┏━━

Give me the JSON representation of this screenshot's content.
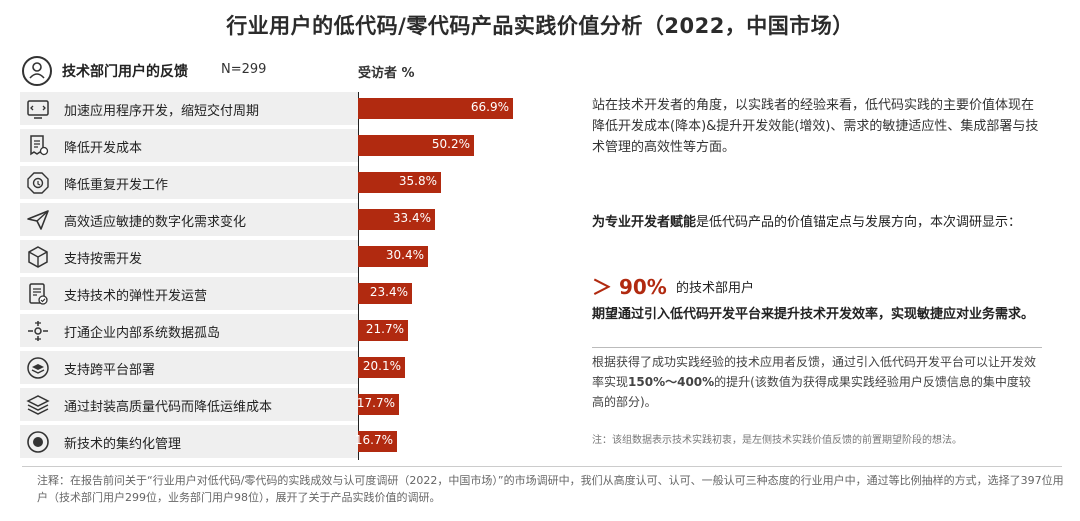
{
  "title": "行业用户的低代码/零代码产品实践价值分析（2022，中国市场）",
  "header": {
    "label": "技术部门用户的反馈",
    "n": "N=299",
    "pct_label": "受访者 %"
  },
  "chart_data": {
    "type": "bar",
    "orientation": "horizontal",
    "title": "技术部门用户的反馈",
    "xlabel": "受访者 %",
    "xlim": [
      0,
      100
    ],
    "categories": [
      "加速应用程序开发，缩短交付周期",
      "降低开发成本",
      "降低重复开发工作",
      "高效适应敏捷的数字化需求变化",
      "支持按需开发",
      "支持技术的弹性开发运营",
      "打通企业内部系统数据孤岛",
      "支持跨平台部署",
      "通过封装高质量代码而降低运维成本",
      "新技术的集约化管理"
    ],
    "values": [
      66.9,
      50.2,
      35.8,
      33.4,
      30.4,
      23.4,
      21.7,
      20.1,
      17.7,
      16.7
    ],
    "value_labels": [
      "66.9%",
      "50.2%",
      "35.8%",
      "33.4%",
      "30.4%",
      "23.4%",
      "21.7%",
      "20.1%",
      "17.7%",
      "16.7%"
    ],
    "icons": [
      "code-window-icon",
      "cost-receipt-icon",
      "refresh-circle-icon",
      "paper-plane-icon",
      "cube-icon",
      "document-check-icon",
      "network-link-icon",
      "layers-circle-icon",
      "stack-icon",
      "target-icon"
    ],
    "bar_color": "#b12a10"
  },
  "right": {
    "para1": "站在技术开发者的角度，以实践者的经验来看，低代码实践的主要价值体现在降低开发成本(降本)&提升开发效能(增效)、需求的敏捷适应性、集成部署与技术管理的高效性等方面。",
    "para2_bold": "为专业开发者赋能",
    "para2_rest": "是低代码产品的价值锚定点与发展方向，本次调研显示：",
    "big_value": "＞ 90%",
    "big_suffix": "的技术部用户",
    "para3": "期望通过引入低代码开发平台来提升技术开发效率，实现敏捷应对业务需求。",
    "para4_a": "根据获得了成功实践经验的技术应用者反馈，通过引入低代码开发平台可以让开发效率实现",
    "para4_bold": "150%～400%",
    "para4_b": "的提升(该数值为获得成果实践经验用户反馈信息的集中度较高的部分)。",
    "para5": "注：该组数据表示技术实践初衷，是左侧技术实践价值反馈的前置期望阶段的想法。"
  },
  "footer": "注释：在报告前问关于“行业用户对低代码/零代码的实践成效与认可度调研（2022，中国市场）”的市场调研中，我们从高度认可、认可、一般认可三种态度的行业用户中，通过等比例抽样的方式，选择了397位用户（技术部门用户299位，业务部门用户98位），展开了关于产品实践价值的调研。",
  "colors": {
    "accent": "#b12a10",
    "row_bg": "#efefef"
  }
}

┗━━

- **Brief**
Reproduce the records, all of them, word for word; omit the pictures.

- **Answer to the exercise**
Give me the JSON representation of this screenshot's content.
{
  "title": "行业用户的低代码/零代码产品实践价值分析（2022，中国市场）",
  "header": {
    "label": "技术部门用户的反馈",
    "n": "N=299",
    "pct_label": "受访者 %"
  },
  "chart_data": {
    "type": "bar",
    "orientation": "horizontal",
    "title": "技术部门用户的反馈",
    "xlabel": "受访者 %",
    "xlim": [
      0,
      100
    ],
    "categories": [
      "加速应用程序开发，缩短交付周期",
      "降低开发成本",
      "降低重复开发工作",
      "高效适应敏捷的数字化需求变化",
      "支持按需开发",
      "支持技术的弹性开发运营",
      "打通企业内部系统数据孤岛",
      "支持跨平台部署",
      "通过封装高质量代码而降低运维成本",
      "新技术的集约化管理"
    ],
    "values": [
      66.9,
      50.2,
      35.8,
      33.4,
      30.4,
      23.4,
      21.7,
      20.1,
      17.7,
      16.7
    ],
    "value_labels": [
      "66.9%",
      "50.2%",
      "35.8%",
      "33.4%",
      "30.4%",
      "23.4%",
      "21.7%",
      "20.1%",
      "17.7%",
      "16.7%"
    ],
    "icons": [
      "code-window-icon",
      "cost-receipt-icon",
      "refresh-circle-icon",
      "paper-plane-icon",
      "cube-icon",
      "document-check-icon",
      "network-link-icon",
      "layers-circle-icon",
      "stack-icon",
      "target-icon"
    ],
    "bar_color": "#b12a10"
  },
  "right": {
    "para1": "站在技术开发者的角度，以实践者的经验来看，低代码实践的主要价值体现在降低开发成本(降本)&提升开发效能(增效)、需求的敏捷适应性、集成部署与技术管理的高效性等方面。",
    "para2_bold": "为专业开发者赋能",
    "para2_rest": "是低代码产品的价值锚定点与发展方向，本次调研显示：",
    "big_value": "＞ 90%",
    "big_suffix": "的技术部用户",
    "para3": "期望通过引入低代码开发平台来提升技术开发效率，实现敏捷应对业务需求。",
    "para4_a": "根据获得了成功实践经验的技术应用者反馈，通过引入低代码开发平台可以让开发效率实现",
    "para4_bold": "150%～400%",
    "para4_b": "的提升(该数值为获得成果实践经验用户反馈信息的集中度较高的部分)。",
    "para5": "注：该组数据表示技术实践初衷，是左侧技术实践价值反馈的前置期望阶段的想法。"
  },
  "footer": "注释：在报告前问关于“行业用户对低代码/零代码的实践成效与认可度调研（2022，中国市场）”的市场调研中，我们从高度认可、认可、一般认可三种态度的行业用户中，通过等比例抽样的方式，选择了397位用户（技术部门用户299位，业务部门用户98位），展开了关于产品实践价值的调研。",
  "colors": {
    "accent": "#b12a10",
    "row_bg": "#efefef"
  }
}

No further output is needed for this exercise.